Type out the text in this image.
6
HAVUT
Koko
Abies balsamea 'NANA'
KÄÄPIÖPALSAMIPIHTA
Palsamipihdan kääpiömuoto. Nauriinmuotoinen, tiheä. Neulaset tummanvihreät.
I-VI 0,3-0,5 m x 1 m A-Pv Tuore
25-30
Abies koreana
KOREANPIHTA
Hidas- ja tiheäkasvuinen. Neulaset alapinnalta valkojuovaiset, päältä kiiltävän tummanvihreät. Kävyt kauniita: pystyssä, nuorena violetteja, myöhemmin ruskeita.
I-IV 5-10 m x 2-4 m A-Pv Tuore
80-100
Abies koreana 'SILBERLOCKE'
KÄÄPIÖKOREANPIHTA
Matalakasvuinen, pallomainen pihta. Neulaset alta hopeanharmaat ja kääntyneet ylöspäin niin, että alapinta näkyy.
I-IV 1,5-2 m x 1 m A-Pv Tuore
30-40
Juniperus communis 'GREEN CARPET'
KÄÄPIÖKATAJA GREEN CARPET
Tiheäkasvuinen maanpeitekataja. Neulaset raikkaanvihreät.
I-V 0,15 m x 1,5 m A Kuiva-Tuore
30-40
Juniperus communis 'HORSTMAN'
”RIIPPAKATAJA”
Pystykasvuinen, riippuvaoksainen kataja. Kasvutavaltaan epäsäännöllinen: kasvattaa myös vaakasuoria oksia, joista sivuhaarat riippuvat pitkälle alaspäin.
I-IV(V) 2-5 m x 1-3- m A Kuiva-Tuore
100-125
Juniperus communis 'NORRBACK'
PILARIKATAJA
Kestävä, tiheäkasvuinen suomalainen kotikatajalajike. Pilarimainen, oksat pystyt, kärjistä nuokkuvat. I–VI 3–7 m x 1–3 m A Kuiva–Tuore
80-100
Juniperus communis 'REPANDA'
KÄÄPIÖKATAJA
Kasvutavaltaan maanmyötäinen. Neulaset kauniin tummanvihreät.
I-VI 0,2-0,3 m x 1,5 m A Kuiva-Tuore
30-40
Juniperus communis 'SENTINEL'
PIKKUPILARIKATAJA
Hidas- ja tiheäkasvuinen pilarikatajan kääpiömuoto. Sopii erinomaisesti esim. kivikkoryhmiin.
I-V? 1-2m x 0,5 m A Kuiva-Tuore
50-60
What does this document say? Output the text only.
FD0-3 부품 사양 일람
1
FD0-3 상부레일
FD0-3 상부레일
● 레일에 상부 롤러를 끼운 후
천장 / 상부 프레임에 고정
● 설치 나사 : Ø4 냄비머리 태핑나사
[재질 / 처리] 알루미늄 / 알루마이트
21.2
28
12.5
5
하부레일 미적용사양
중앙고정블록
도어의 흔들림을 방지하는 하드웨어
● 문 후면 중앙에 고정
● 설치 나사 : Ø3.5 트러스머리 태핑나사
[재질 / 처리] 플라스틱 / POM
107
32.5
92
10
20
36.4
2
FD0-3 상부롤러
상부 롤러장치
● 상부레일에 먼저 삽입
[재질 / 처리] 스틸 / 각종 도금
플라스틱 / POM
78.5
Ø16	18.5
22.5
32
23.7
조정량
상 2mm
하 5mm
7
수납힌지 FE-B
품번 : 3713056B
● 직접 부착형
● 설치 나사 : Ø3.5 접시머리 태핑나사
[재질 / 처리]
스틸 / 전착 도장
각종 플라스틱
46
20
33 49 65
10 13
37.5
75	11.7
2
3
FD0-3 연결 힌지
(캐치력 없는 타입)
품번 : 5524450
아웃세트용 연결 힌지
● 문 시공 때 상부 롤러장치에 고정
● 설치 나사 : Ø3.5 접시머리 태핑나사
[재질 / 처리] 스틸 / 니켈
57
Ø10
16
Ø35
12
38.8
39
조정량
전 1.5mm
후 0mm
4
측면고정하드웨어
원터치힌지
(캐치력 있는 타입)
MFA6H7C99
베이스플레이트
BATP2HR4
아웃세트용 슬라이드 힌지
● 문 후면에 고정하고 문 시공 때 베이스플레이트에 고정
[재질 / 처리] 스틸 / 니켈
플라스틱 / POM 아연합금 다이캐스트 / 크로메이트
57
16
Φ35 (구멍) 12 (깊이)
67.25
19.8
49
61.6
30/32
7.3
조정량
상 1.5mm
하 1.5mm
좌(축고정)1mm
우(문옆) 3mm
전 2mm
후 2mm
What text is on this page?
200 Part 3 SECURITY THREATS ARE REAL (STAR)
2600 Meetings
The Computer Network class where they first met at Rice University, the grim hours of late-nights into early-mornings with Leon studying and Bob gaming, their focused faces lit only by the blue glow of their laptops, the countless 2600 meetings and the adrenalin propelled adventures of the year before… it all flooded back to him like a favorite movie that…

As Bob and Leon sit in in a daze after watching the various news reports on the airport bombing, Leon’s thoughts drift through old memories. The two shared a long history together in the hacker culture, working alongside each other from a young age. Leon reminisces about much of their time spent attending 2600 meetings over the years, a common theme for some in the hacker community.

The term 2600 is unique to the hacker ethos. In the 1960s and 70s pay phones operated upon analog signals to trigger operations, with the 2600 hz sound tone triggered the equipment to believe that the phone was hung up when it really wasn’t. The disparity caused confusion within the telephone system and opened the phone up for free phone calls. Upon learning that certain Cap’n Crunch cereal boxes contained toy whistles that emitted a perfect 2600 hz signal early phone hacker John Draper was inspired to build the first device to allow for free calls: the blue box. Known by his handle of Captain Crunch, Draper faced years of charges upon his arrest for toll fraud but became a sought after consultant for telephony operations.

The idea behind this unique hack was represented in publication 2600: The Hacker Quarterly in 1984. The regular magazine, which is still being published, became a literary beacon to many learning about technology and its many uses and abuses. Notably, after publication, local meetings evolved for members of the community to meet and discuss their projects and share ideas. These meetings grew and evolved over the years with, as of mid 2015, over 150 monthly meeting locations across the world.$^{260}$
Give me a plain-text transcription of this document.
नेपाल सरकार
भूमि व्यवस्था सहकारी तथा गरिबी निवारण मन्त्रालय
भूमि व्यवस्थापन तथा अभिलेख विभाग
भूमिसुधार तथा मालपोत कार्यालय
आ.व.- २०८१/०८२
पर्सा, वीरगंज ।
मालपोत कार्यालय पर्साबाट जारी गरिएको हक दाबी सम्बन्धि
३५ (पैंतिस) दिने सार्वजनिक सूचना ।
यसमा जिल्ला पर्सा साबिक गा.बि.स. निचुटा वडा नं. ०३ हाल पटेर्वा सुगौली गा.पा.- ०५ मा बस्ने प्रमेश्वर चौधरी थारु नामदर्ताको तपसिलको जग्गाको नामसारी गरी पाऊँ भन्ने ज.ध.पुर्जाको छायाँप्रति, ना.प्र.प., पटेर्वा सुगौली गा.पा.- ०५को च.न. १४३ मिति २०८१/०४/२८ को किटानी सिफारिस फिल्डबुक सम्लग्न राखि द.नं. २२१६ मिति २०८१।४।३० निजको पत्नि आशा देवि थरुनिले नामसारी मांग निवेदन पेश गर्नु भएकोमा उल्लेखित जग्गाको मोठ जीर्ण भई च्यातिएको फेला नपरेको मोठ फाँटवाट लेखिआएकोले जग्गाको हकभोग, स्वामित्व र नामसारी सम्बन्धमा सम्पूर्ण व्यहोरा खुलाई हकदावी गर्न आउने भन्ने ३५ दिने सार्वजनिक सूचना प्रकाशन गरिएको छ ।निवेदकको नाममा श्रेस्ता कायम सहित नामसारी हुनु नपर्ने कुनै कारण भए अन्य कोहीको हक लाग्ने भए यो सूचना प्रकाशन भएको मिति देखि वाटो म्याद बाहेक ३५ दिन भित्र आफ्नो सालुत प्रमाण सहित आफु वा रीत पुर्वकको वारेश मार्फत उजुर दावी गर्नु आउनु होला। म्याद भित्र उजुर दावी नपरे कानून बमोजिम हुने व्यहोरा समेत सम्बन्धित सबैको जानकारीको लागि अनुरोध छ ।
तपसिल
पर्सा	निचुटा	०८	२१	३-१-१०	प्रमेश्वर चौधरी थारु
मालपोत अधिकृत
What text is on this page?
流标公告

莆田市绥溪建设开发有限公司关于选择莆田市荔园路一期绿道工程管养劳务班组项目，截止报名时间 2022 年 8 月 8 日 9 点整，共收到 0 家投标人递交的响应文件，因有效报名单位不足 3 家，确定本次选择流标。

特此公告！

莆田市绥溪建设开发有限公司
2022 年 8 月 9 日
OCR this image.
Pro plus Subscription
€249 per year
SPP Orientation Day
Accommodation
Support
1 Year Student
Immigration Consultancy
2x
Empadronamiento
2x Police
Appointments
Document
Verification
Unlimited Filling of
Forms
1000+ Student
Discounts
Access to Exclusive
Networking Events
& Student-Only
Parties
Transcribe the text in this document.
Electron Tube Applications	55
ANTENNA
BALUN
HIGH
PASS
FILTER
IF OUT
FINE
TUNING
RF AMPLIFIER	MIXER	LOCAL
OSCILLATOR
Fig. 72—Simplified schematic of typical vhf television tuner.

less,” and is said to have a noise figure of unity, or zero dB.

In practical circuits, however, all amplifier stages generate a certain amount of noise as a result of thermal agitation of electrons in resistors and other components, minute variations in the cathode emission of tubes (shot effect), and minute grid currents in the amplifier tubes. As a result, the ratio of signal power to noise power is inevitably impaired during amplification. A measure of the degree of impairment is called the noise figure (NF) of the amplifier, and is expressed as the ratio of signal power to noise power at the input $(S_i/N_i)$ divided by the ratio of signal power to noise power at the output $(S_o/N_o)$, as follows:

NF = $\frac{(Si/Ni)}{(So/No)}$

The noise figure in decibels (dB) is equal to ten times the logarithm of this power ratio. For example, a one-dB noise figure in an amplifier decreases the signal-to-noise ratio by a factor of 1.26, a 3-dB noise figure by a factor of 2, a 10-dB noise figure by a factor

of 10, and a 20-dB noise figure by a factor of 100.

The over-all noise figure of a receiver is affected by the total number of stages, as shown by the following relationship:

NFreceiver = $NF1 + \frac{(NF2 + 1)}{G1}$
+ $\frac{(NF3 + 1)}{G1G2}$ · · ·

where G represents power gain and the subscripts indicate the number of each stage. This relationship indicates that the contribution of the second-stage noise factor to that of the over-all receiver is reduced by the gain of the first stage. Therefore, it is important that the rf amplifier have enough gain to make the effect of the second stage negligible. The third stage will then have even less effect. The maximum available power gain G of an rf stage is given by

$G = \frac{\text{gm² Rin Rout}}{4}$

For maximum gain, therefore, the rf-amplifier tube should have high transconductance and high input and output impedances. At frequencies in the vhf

- [PROMPT]:
Leave out every line without the string "Juniperus" and copy the rest.

- [RESPONSE TO THIS TASK]:
Juniperus communis 'GREEN CARPET'
Juniperus communis 'HORSTMAN'
Juniperus communis 'NORRBACK'
Juniperus communis 'REPANDA'
Juniperus communis 'SENTINEL'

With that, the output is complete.